◆ Brief: Nothing in the data should be left out or altered when it is retyped.

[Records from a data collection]

>>>

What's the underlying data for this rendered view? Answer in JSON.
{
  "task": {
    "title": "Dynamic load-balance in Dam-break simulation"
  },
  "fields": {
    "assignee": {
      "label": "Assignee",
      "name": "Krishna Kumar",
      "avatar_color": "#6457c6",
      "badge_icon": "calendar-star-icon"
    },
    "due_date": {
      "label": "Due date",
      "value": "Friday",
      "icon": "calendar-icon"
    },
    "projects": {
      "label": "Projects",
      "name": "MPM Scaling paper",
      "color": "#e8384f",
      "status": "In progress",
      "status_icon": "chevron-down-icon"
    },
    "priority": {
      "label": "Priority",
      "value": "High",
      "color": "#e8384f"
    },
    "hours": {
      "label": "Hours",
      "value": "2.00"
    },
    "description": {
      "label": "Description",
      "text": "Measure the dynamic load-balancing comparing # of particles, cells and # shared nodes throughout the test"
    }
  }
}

<<<

◆ Result of this exercise:
What's the underlying data for this rendered view? Answer in JSON.
{
  "task": {
    "title": "Dynamic load-balance in Dam-break simulation"
  },
  "fields": {
    "assignee": {
      "label": "Assignee",
      "name": "Krishna Kumar",
      "avatar_color": "#6457c6",
      "badge_icon": "calendar-star-icon"
    },
    "due_date": {
      "label": "Due date",
      "value": "Friday",
      "icon": "calendar-icon"
    },
    "projects": {
      "label": "Projects",
      "name": "MPM Scaling paper",
      "color": "#e8384f",
      "status": "In progress",
      "status_icon": "chevron-down-icon"
    },
    "priority": {
      "label": "Priority",
      "value": "High",
      "color": "#e8384f"
    },
    "hours": {
      "label": "Hours",
      "value": "2.00"
    },
    "description": {
      "label": "Description",
      "text": "Measure the dynamic load-balancing comparing # of particles, cells and # shared nodes throughout the test"
    }
  }
}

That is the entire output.